# AVAILABLE DATA
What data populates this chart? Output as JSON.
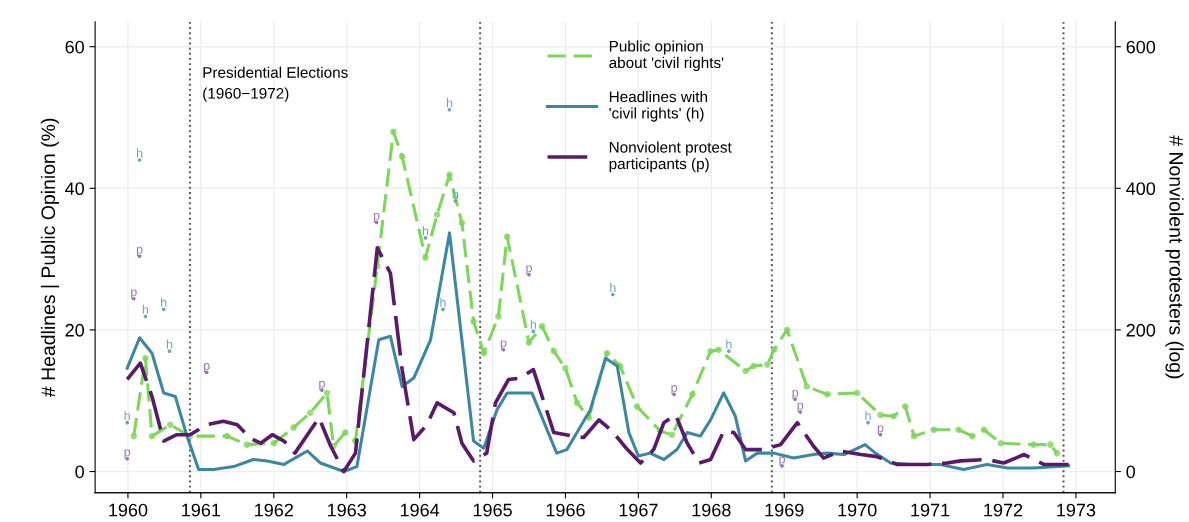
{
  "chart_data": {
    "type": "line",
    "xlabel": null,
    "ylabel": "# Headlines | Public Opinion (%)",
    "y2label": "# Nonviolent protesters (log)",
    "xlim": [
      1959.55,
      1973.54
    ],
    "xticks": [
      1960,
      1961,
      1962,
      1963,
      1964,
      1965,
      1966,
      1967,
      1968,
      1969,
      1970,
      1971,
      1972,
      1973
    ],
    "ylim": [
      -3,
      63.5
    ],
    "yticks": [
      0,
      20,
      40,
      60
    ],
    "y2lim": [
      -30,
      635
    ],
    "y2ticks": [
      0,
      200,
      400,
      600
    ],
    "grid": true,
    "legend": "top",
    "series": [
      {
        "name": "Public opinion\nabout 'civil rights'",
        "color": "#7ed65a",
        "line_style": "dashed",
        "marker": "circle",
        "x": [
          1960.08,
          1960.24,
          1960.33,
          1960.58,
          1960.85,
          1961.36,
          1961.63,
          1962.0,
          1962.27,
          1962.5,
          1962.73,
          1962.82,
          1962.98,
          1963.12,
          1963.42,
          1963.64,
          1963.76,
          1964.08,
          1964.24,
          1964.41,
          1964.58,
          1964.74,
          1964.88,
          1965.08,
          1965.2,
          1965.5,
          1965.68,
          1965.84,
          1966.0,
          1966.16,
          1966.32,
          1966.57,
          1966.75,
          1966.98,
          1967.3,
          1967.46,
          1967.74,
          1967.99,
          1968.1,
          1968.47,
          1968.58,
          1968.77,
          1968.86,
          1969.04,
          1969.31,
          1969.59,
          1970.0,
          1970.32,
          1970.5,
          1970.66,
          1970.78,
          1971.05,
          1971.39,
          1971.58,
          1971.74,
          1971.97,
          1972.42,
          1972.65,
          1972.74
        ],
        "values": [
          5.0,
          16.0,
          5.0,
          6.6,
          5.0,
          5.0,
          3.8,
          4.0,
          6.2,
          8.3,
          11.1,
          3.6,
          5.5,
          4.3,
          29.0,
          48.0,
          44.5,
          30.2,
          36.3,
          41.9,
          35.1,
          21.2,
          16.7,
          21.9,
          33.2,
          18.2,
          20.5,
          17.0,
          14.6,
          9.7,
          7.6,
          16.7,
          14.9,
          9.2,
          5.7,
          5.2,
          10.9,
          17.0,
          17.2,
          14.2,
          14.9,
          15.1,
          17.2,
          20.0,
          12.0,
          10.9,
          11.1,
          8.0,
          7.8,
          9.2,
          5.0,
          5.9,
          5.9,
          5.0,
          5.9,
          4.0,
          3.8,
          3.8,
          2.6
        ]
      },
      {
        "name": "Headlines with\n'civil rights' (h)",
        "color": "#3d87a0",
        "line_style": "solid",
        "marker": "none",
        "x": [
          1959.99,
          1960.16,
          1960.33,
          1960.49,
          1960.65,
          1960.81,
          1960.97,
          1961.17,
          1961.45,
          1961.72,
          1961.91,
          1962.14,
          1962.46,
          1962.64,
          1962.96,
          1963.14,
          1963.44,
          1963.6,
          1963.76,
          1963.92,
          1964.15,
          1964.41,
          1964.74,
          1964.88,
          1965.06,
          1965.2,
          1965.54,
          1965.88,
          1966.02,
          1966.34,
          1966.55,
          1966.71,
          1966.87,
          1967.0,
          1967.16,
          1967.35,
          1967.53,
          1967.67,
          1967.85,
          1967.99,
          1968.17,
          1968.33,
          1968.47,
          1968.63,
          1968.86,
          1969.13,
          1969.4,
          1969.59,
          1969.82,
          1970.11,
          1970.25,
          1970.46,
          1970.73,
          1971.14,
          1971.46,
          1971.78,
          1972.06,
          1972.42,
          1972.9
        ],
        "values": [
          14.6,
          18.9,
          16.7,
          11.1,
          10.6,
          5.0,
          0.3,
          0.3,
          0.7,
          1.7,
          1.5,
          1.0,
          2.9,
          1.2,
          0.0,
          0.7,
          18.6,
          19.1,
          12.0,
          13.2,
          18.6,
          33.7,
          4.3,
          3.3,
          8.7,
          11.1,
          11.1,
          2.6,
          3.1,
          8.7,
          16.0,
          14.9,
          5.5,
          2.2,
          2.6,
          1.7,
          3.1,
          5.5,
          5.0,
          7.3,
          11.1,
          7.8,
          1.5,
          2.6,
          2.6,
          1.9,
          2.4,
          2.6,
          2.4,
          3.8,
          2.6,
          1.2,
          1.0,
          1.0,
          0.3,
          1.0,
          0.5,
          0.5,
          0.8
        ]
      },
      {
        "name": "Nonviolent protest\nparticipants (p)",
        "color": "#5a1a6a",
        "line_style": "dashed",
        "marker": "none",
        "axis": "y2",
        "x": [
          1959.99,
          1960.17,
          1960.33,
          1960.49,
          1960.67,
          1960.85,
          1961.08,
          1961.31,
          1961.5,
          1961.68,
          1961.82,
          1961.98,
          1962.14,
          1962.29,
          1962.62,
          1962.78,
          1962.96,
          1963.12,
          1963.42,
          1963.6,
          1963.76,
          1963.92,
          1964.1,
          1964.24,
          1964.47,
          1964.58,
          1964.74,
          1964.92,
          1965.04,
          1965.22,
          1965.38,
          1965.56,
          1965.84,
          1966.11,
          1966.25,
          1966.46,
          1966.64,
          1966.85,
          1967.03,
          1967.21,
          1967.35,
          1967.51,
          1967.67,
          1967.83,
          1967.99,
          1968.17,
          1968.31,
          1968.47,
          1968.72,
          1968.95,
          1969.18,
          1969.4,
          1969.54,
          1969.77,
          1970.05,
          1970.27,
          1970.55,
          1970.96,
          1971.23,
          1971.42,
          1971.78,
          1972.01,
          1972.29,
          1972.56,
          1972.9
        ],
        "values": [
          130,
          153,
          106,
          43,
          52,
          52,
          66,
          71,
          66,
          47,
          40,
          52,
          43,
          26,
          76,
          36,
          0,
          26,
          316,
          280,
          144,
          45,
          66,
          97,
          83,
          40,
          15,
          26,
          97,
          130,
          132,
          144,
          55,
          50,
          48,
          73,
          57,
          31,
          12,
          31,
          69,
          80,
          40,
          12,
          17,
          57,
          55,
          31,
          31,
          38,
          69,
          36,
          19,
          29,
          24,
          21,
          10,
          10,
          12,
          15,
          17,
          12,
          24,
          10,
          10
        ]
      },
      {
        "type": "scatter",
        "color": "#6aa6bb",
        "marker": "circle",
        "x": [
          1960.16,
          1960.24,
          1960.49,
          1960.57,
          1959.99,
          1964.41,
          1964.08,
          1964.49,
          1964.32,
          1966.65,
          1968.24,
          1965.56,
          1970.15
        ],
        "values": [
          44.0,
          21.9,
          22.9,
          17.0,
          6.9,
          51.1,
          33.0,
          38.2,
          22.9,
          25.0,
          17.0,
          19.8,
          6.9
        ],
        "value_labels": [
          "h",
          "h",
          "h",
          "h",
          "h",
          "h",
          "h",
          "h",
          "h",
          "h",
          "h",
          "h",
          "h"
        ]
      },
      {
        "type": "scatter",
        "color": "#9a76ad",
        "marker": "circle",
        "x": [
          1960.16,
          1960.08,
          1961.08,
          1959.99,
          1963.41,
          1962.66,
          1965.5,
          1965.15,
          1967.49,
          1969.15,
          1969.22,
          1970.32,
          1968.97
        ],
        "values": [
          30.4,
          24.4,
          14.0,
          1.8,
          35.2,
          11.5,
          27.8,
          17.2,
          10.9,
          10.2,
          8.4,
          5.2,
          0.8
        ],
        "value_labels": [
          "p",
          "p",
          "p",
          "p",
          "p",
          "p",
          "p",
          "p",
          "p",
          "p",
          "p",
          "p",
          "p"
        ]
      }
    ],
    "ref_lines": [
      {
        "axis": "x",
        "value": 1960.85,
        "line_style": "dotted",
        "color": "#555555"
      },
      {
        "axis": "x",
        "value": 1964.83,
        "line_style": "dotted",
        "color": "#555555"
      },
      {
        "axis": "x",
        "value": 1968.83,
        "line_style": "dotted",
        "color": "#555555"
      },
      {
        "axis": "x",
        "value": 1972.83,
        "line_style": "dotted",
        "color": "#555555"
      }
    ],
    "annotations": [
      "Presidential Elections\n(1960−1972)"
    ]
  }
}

* * *

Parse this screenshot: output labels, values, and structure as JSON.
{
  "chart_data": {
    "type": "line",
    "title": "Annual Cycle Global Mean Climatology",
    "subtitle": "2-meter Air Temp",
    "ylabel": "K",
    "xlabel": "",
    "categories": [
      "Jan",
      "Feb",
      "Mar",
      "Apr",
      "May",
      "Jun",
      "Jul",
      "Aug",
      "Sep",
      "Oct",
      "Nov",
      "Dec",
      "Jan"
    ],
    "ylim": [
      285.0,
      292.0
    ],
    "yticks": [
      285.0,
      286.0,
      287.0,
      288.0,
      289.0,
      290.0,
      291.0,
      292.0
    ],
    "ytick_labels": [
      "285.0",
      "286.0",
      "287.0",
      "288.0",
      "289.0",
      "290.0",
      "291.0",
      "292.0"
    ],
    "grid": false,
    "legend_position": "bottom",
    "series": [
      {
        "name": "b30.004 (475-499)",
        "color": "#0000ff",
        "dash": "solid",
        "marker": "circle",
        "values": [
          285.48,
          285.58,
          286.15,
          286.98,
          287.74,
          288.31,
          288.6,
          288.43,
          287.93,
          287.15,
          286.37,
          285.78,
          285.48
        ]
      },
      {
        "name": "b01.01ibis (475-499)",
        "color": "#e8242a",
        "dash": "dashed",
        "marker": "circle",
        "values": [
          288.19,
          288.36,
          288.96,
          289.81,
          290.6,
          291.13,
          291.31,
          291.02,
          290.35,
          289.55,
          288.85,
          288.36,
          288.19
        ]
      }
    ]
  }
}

# EXERCISE
Find the word "name" in the material, then list each line that holds it.

# WRITTEN SOLUTION
        "name": "Public opinion\nabout 'civil rights'",
        "name": "Headlines with\n'civil rights' (h)",
        "name": "Nonviolent protest\nparticipants (p)",
        "name": "b30.004 (475-499)",
        "name": "b01.01ibis (475-499)",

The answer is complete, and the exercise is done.